→ Stated goal: Update the records from their start through the line containing "heatmap-cell <box>398 60 409 71</box>", changing every "heatmap-cell" to "grid-cell" and leaving everything else unchanged. Give only those lines.

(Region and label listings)
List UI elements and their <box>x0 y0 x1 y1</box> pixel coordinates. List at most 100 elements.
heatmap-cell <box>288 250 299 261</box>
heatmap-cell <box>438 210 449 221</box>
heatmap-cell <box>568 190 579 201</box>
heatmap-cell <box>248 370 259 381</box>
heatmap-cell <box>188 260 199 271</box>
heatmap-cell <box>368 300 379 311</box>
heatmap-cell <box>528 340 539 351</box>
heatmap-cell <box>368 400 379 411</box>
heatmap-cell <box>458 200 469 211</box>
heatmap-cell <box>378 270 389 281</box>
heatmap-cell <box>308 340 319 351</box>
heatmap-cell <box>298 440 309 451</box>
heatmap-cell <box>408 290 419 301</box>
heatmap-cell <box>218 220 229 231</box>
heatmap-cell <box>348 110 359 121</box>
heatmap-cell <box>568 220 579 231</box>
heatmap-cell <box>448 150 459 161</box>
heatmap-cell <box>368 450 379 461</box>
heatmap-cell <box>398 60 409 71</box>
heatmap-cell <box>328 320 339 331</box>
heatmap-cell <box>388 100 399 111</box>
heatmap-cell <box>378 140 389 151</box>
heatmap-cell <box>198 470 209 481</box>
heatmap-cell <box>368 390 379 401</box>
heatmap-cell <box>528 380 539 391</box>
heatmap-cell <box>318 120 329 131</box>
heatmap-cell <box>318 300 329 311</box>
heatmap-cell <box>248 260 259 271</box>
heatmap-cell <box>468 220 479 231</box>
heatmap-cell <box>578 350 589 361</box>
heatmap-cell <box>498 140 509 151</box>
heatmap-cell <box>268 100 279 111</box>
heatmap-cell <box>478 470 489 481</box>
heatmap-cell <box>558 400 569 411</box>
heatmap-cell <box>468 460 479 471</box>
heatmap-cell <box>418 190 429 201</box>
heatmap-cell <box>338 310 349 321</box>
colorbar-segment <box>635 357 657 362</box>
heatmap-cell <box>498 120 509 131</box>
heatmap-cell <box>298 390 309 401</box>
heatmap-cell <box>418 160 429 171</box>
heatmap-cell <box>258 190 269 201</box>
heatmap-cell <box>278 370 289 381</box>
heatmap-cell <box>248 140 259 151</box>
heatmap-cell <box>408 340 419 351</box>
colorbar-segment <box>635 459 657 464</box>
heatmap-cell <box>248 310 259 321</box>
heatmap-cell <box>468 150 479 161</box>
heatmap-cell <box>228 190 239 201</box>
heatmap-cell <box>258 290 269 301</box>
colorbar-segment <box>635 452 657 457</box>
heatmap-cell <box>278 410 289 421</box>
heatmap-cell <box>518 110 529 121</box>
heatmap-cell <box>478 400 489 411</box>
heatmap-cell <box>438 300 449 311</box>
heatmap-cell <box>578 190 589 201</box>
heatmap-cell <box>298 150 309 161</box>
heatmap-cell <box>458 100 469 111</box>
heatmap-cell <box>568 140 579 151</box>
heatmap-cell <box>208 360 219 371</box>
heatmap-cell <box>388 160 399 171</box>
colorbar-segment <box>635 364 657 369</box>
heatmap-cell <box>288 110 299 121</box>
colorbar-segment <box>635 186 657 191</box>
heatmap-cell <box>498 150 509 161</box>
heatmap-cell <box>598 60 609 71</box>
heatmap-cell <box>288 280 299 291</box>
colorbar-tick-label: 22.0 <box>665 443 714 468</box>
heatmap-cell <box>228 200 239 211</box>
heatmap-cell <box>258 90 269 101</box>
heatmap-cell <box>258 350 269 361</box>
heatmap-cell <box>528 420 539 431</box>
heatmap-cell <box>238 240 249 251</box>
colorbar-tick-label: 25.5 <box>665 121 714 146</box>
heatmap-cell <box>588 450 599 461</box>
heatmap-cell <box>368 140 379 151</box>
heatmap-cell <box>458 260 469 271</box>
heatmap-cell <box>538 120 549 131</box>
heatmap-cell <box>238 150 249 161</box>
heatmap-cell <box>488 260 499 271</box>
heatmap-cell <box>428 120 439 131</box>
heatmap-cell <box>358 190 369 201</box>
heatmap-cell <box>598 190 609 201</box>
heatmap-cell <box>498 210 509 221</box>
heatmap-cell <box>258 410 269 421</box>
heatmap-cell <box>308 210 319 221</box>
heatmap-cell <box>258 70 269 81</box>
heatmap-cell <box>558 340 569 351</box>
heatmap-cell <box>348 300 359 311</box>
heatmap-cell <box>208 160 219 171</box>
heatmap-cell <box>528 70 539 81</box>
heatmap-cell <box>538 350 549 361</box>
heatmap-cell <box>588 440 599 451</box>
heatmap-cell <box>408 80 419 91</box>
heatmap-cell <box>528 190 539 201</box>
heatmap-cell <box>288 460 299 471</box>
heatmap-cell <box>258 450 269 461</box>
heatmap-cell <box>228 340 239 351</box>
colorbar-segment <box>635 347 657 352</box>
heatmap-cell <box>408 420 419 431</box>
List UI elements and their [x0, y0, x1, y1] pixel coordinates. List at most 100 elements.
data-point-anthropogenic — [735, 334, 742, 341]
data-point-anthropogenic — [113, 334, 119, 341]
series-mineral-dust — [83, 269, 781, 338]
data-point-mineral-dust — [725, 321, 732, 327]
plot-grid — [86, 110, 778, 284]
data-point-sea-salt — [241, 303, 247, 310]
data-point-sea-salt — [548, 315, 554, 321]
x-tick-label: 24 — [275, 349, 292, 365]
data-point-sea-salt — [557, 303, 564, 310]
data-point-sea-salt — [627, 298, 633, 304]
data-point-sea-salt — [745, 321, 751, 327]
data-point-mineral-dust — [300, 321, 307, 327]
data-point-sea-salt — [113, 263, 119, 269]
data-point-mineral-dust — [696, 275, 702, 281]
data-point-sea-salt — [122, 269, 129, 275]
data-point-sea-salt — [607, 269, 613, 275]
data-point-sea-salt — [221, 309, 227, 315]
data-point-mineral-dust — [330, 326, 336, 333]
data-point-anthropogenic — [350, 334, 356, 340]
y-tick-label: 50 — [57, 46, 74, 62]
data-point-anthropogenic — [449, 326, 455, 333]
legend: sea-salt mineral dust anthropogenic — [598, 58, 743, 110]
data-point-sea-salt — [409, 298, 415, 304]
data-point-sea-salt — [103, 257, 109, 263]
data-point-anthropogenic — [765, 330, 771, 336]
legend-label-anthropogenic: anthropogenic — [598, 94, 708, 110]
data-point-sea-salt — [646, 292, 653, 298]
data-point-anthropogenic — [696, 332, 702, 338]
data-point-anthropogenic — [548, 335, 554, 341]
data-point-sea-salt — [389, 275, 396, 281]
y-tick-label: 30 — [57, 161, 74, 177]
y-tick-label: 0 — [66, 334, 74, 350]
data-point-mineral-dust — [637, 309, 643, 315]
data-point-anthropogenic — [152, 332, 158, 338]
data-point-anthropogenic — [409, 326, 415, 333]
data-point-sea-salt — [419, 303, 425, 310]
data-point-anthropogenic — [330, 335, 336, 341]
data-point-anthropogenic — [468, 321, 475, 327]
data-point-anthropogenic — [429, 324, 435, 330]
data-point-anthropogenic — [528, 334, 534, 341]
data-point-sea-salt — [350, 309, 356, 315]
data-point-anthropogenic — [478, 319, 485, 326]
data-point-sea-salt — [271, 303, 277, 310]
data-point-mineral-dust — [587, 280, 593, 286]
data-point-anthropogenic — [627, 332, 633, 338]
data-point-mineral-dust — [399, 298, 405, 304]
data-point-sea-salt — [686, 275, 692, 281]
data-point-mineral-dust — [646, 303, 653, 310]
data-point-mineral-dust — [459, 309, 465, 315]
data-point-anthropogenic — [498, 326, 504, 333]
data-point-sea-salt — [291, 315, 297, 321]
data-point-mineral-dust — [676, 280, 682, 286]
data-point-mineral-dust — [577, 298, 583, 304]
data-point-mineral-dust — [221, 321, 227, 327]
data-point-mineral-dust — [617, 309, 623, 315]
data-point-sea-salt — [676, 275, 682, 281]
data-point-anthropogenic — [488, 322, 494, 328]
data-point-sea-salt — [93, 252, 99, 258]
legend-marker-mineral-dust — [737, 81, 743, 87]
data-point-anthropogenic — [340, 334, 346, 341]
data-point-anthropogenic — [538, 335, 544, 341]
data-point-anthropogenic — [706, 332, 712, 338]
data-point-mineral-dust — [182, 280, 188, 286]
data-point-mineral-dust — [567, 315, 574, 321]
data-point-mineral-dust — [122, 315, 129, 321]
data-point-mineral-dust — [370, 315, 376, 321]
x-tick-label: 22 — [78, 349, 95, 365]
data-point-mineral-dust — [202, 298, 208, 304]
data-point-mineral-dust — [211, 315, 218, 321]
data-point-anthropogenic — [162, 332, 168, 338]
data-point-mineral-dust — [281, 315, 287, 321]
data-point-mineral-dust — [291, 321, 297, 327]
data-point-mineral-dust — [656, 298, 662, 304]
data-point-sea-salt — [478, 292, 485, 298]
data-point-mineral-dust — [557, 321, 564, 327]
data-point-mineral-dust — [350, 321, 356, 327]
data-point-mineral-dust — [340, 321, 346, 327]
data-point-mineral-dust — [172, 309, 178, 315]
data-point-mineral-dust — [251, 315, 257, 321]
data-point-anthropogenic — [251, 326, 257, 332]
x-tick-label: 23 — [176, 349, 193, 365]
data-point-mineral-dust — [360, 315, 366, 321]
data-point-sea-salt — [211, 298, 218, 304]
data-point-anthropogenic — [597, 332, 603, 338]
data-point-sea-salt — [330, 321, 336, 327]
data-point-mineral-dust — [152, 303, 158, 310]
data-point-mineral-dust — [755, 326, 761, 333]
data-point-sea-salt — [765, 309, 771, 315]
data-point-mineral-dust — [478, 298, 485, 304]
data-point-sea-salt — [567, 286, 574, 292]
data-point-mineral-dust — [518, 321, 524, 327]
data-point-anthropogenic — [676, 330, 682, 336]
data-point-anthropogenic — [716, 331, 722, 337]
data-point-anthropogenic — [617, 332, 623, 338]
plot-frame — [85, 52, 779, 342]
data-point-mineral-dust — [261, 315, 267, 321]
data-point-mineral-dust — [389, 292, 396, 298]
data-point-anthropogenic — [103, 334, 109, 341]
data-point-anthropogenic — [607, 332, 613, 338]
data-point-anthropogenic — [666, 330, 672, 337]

→ Full output:
List UI elements and their <box>x0 y0 x1 y1</box> pixel coordinates. List at most 100 elements.
grid-cell <box>288 250 299 261</box>
grid-cell <box>438 210 449 221</box>
grid-cell <box>568 190 579 201</box>
grid-cell <box>248 370 259 381</box>
grid-cell <box>188 260 199 271</box>
grid-cell <box>368 300 379 311</box>
grid-cell <box>528 340 539 351</box>
grid-cell <box>368 400 379 411</box>
grid-cell <box>458 200 469 211</box>
grid-cell <box>378 270 389 281</box>
grid-cell <box>308 340 319 351</box>
grid-cell <box>298 440 309 451</box>
grid-cell <box>408 290 419 301</box>
grid-cell <box>218 220 229 231</box>
grid-cell <box>348 110 359 121</box>
grid-cell <box>568 220 579 231</box>
grid-cell <box>448 150 459 161</box>
grid-cell <box>368 450 379 461</box>
grid-cell <box>398 60 409 71</box>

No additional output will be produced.